Document section>
------

More Ways to Test – Testing Error Conditions

Humans are going to use your app, and they are not going to get everything right every time. If and when they make a mistake, how does your app cope? This can be a fertile ground for testers looking for issues, as often the Happy Path case is written first and assumes everything is good, and then the conditions to catch and deal with exceptions are added onto this.

How might users make mistakes? Here are a few examples.

1. They Enter the Wrong Information

When creating an account, you might ask the user for their first and last name. They might rush through this as they are excited to get on with using your app—but if they make a mistake, are they stuck with this for the rest of the time they use it? If, thanks to auto-correct, their first name is now Fill instead of Phil, is there a place in the app where this can be corrected?

2. They Leave the Caps Lock Key On

Are your case-sensitive checks appropriate? (You do have case-sensitive checks, right?) If I’m logging in as PHIL, then I should still be able to get into the system. But if I’m busy creating data, don’t allow me to create a new entry of BACON when there is already a bacon in the system. (Yes, you can have too much bacon.)

------

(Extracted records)
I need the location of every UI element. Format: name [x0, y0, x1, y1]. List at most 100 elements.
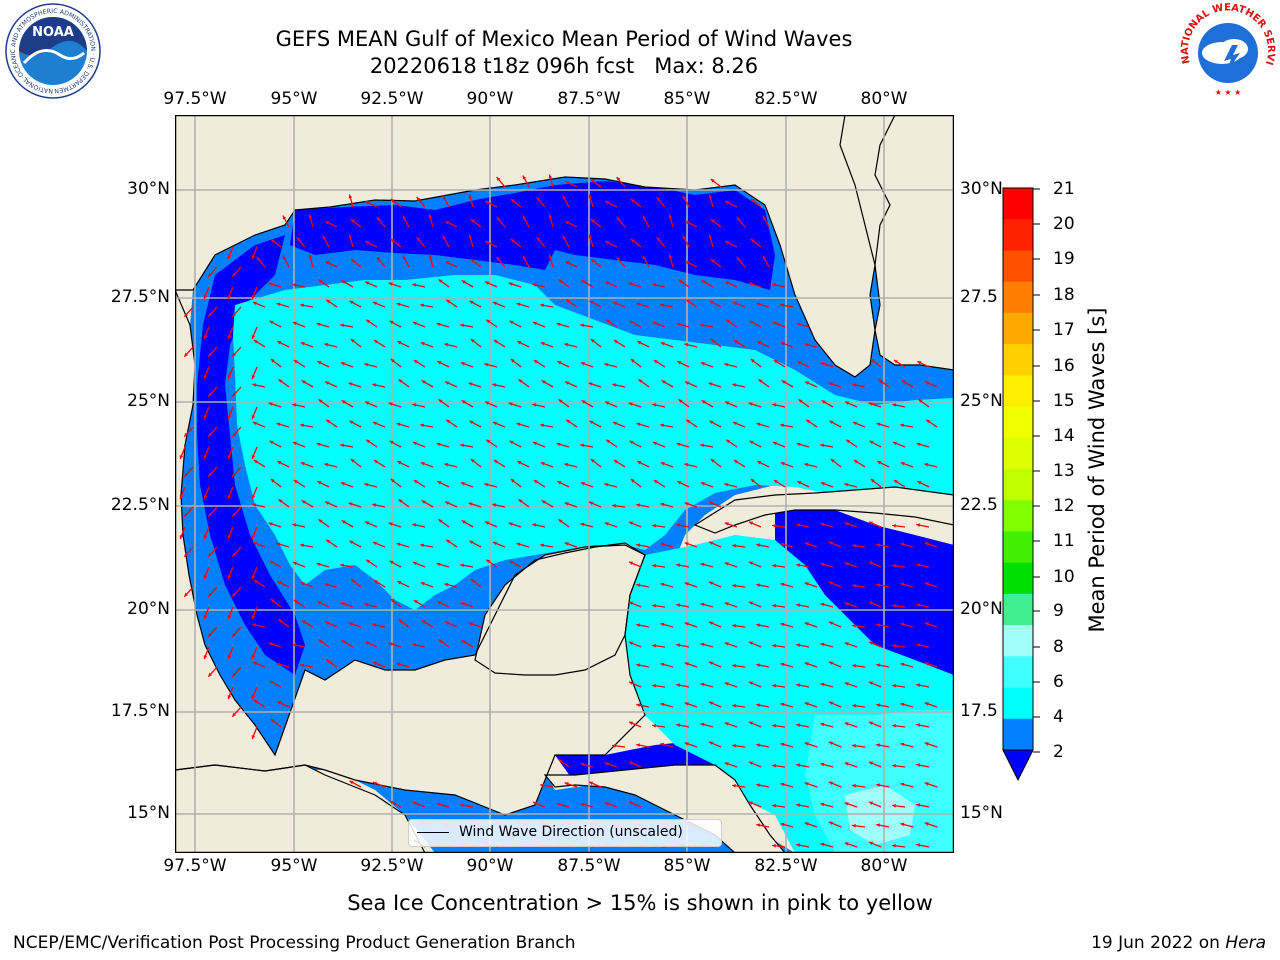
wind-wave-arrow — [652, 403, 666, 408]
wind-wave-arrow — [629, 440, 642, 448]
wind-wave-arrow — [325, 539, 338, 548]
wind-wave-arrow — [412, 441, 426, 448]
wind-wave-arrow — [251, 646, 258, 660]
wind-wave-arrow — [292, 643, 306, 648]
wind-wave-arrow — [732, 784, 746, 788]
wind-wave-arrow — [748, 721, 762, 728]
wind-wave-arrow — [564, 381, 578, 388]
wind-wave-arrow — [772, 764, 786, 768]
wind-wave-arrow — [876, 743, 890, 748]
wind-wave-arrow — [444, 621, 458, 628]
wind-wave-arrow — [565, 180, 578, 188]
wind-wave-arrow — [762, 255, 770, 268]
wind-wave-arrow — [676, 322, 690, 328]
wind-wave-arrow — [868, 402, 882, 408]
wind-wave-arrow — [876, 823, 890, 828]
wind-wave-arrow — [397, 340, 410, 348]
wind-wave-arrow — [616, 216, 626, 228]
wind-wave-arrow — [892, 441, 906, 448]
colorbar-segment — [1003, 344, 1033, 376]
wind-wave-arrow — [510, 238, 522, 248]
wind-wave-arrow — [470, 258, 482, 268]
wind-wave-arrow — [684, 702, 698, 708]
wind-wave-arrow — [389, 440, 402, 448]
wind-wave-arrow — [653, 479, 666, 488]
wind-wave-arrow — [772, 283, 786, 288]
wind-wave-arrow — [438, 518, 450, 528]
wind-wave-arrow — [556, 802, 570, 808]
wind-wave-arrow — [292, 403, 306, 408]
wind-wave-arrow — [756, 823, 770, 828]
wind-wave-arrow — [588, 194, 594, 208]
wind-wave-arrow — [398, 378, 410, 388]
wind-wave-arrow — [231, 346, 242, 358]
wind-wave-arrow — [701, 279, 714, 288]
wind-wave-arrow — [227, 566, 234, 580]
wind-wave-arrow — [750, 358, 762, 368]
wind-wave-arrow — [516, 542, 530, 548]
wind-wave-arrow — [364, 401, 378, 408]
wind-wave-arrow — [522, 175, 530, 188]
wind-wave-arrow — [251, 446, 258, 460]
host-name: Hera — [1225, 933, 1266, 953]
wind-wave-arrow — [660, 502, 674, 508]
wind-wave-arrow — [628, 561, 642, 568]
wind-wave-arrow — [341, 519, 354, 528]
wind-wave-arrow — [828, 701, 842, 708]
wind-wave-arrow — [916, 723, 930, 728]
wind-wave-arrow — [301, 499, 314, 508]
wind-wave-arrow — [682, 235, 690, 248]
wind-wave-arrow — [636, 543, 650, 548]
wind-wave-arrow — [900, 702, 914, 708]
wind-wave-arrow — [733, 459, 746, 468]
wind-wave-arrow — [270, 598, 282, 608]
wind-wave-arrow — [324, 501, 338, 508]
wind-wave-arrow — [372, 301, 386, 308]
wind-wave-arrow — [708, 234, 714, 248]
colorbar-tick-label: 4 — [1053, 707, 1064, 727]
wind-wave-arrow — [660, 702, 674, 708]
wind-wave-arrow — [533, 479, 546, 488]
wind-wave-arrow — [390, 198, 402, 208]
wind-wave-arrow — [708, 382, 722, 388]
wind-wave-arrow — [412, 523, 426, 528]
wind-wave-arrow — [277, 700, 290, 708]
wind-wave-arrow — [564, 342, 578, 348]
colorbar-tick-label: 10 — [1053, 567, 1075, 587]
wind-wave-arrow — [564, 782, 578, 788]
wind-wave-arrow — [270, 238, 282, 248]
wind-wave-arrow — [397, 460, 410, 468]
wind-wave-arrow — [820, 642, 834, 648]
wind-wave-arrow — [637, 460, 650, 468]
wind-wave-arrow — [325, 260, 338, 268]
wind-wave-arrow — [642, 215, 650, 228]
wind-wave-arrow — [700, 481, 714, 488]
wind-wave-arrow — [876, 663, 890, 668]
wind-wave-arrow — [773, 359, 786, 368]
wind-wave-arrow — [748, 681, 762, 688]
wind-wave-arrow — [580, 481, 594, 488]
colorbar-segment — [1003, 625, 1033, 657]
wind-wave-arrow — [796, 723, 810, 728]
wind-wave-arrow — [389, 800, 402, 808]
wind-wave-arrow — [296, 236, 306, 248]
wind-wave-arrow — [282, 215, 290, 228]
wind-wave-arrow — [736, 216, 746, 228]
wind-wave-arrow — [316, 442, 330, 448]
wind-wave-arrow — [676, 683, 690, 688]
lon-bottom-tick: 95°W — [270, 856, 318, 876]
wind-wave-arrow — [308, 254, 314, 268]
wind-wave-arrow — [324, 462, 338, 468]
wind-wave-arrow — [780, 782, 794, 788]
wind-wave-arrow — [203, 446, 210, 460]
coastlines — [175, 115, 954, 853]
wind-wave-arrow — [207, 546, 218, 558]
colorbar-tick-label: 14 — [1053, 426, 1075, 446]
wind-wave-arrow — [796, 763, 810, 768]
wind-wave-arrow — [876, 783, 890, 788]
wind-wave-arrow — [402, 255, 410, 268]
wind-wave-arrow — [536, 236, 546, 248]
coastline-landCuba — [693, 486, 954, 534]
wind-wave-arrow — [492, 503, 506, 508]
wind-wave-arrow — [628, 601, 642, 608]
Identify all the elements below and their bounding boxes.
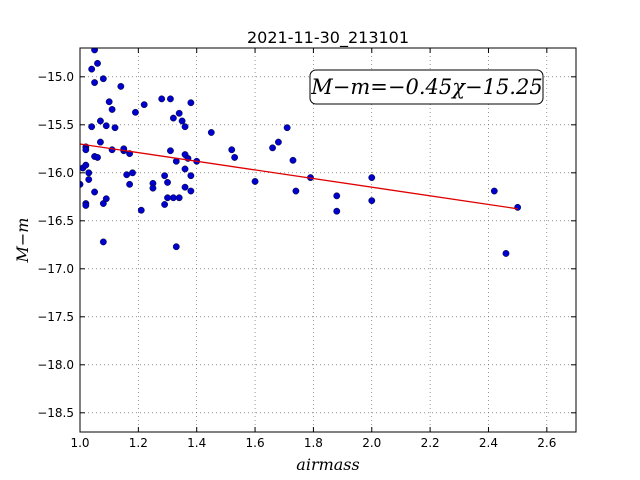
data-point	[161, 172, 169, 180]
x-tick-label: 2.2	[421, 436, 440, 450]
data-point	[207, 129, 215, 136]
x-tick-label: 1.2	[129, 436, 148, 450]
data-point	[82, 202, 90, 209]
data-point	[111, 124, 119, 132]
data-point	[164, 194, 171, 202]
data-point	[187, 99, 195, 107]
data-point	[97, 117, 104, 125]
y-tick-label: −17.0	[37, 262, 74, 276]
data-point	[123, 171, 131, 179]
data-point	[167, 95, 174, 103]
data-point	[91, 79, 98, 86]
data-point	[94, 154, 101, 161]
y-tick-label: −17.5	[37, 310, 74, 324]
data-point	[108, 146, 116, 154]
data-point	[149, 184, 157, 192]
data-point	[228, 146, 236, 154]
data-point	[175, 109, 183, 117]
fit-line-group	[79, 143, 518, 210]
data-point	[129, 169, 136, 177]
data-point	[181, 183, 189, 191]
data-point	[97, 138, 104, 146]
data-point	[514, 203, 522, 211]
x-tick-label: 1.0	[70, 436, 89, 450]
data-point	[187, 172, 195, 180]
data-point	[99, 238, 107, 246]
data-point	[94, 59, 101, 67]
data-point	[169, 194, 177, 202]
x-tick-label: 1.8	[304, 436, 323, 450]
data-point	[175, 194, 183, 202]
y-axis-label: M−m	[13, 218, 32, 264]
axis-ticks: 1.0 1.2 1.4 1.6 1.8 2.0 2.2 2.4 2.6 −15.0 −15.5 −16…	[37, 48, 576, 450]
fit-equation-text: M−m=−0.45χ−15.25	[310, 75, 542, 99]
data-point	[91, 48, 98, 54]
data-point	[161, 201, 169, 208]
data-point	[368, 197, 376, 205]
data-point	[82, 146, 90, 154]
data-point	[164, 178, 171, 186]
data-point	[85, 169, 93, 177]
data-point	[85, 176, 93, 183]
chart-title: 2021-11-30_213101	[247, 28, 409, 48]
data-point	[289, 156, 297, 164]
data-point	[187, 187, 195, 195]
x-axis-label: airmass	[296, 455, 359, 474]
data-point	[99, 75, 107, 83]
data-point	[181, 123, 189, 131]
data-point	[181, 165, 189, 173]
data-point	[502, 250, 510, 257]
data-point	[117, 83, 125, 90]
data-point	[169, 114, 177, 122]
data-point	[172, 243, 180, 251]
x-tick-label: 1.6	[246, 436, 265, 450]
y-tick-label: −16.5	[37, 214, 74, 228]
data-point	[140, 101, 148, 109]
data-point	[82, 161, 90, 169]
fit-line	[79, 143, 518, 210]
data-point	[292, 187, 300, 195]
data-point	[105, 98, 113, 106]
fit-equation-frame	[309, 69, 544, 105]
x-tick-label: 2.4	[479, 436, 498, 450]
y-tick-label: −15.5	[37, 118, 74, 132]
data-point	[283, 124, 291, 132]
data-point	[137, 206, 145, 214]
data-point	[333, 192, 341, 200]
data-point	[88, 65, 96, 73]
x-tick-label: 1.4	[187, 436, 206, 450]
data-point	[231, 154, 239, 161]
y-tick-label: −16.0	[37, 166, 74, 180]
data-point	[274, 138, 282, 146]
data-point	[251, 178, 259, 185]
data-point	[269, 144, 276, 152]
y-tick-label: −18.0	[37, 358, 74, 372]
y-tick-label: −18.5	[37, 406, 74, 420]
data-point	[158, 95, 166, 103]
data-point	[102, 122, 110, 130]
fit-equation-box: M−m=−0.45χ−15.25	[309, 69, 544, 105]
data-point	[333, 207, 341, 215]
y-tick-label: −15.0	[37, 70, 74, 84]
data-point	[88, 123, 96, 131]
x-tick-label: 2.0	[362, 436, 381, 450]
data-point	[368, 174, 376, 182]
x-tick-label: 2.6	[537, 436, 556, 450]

------

Challenges>
A - Write out the part of the article on testing error conditions that opens with the words containing "More Ways to" and closes with "can be corrected?", substituting "reviewers" for "testers".
B - Pick up the article on testing error conditions after its last sentence and continue it.
You won't need these rows.

Results for each task>
A -
More Ways to Test – Testing Error Conditions

Humans are going to use your app, and they are not going to get everything right every time. If and when they make a mistake, how does your app cope? This can be a fertile ground for reviewers looking for issues, as often the Happy Path case is written first and assumes everything is good, and then the conditions to catch and deal with exceptions are added onto this.

How might users make mistakes? Here are a few examples.

1. They Enter the Wrong Information

When creating an account, you might ask the user for their first and last name. They might rush through this as they are excited to get on with using your app—but if they make a mistake, are they stuck with this for the rest of the time they use it? If, thanks to auto-correct, their first name is now Fill instead of Phil, is there a place in the app where this can be corrected?

B -
For the first case, the user doesn’t need to know they are shouting. In the second case, it’s okay to let them know there is a problem.

3. They Make More Than One Click

If the next screen doesn’t appear immediately—or if the user clicks accidentally—the button to trigger the next step might get more than one press. This is not something the user needs to be made aware of, but it is something your app should deal with graciously.

4. They Enter Incorrect Data

After the user enters a screenful of data, some of which may be incorrect, do you let them know which fields are wrong and how to correct them? Or do you give them a blanket “Invalid Data on Form” message?

5. They Leave the WiFi Off

Has a user toggled the WiFI off or turned on airplane mode? If so, do you let them know, or do you just say, “Unable to Save Data”? Does the app take the extra step of saving data offline, then synching up when there is a connection?

These are just a few of the unexpected ways a user might interact with your system. There are plenty more, such as quitting the app halfway through a process, hitting refresh on a web page as you are getting the data, and opening the same page in another tab. Stay tuned–I’ll cover these in a future post.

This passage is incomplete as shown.